- _Problem_: Report every line below that holds the word "entries".

* * *

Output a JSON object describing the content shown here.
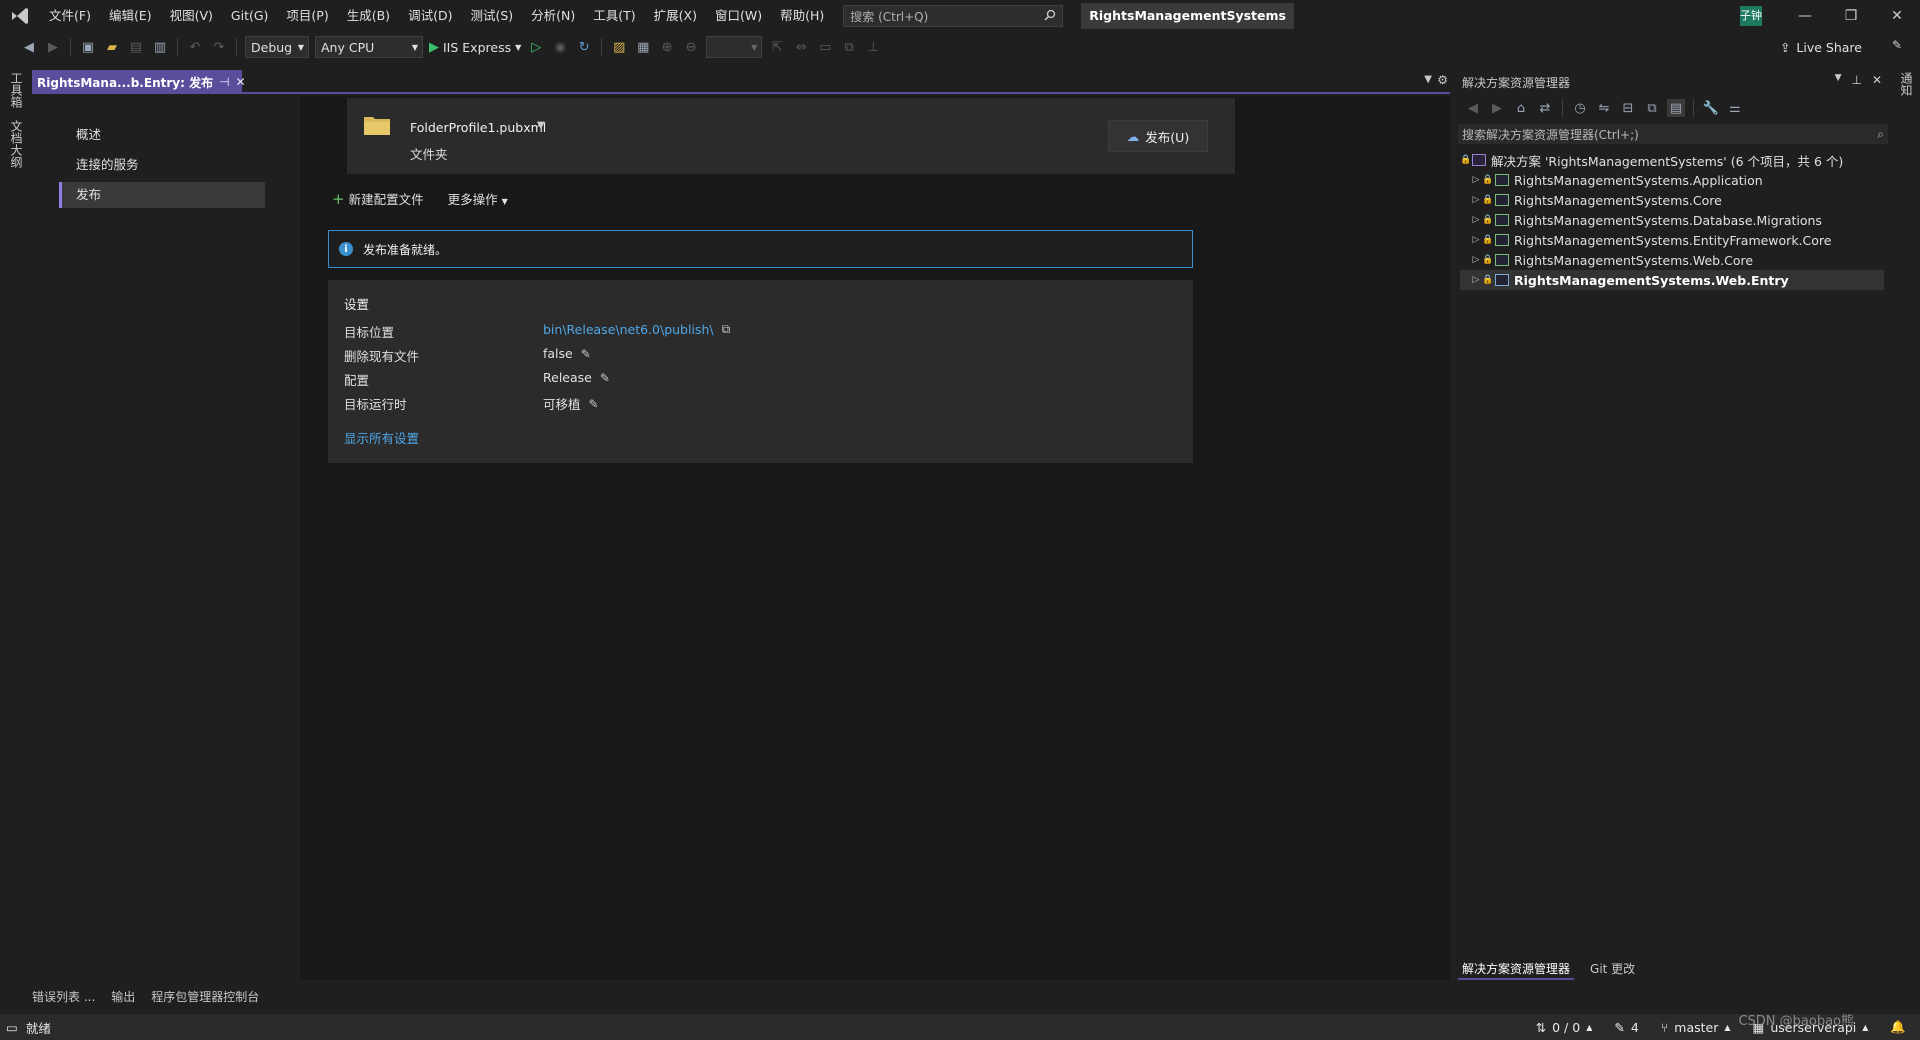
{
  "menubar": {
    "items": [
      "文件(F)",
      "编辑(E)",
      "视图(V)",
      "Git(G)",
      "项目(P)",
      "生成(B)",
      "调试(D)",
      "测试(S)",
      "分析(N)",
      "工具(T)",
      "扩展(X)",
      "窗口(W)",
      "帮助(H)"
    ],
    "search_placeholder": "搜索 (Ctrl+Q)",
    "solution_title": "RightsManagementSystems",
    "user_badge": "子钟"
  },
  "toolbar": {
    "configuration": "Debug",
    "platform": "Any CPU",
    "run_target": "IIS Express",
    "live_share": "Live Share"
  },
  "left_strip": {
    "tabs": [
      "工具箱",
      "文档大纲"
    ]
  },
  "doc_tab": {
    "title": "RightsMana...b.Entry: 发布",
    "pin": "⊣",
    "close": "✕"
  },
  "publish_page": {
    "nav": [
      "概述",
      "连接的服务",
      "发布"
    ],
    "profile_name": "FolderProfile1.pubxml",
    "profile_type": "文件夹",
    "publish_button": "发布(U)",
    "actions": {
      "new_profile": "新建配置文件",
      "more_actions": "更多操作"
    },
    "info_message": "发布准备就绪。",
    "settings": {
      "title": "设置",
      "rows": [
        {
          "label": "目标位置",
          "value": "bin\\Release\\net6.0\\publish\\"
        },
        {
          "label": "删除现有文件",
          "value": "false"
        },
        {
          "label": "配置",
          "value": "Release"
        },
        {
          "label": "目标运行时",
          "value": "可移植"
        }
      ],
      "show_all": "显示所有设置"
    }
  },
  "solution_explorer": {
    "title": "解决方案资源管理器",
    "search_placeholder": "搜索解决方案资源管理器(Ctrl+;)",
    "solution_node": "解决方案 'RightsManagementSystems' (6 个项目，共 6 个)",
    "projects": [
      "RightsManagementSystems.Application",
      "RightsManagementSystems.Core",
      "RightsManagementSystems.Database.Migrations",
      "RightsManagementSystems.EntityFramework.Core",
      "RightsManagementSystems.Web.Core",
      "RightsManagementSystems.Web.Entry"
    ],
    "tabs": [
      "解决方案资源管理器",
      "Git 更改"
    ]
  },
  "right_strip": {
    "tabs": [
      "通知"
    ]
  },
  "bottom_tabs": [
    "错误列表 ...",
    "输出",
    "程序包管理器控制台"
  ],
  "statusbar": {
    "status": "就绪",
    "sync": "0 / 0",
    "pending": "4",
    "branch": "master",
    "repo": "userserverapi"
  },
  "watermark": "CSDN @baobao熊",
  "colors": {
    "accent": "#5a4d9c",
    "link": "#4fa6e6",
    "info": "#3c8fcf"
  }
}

* * *

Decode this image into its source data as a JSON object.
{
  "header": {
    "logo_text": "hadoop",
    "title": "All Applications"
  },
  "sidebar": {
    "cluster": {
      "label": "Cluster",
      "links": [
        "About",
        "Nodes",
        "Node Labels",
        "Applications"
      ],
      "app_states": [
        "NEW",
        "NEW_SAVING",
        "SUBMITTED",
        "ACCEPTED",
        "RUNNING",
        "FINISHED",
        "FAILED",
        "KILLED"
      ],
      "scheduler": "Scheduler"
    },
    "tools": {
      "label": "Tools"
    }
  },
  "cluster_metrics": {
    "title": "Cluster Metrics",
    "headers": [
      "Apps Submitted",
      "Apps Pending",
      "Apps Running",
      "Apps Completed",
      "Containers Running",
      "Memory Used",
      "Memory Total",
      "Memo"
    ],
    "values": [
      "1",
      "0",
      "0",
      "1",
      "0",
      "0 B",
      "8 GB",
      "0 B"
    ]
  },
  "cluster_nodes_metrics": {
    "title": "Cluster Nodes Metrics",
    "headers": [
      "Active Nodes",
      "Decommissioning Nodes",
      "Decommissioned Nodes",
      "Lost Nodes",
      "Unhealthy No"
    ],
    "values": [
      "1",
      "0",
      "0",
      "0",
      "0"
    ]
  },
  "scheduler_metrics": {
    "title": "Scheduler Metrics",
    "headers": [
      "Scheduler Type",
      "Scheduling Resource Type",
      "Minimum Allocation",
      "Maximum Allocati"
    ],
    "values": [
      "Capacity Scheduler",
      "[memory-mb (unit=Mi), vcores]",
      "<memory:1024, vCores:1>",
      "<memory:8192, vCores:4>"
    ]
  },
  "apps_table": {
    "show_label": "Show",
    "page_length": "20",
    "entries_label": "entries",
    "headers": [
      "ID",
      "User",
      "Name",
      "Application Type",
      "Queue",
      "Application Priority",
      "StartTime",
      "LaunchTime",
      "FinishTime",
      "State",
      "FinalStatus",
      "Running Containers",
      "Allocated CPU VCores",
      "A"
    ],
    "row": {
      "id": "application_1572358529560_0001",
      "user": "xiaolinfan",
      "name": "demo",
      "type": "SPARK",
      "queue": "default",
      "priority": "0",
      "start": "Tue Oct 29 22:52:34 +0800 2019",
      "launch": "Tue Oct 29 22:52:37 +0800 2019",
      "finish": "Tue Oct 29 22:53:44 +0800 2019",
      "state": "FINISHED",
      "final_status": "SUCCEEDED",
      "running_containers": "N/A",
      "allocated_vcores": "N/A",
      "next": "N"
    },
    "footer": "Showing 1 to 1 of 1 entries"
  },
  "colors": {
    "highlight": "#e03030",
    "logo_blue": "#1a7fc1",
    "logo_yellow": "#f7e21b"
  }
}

* * *

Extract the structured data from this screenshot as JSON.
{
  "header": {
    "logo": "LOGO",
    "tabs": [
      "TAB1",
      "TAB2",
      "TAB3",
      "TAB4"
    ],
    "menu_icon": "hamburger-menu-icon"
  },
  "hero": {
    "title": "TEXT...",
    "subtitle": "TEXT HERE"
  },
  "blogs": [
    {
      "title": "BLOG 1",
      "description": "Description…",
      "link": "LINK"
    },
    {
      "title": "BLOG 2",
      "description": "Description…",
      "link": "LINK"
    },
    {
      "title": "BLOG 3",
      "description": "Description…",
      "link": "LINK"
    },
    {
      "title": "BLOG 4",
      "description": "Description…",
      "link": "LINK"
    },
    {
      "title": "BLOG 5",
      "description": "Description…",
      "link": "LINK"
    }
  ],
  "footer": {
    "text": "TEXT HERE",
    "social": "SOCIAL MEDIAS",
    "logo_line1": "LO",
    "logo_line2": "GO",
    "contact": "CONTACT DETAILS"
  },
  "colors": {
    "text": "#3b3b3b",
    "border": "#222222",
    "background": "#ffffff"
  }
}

* * *

- _Task answer_:
    "entries_label": "entries",
    "footer": "Showing 1 to 1 of 1 entries"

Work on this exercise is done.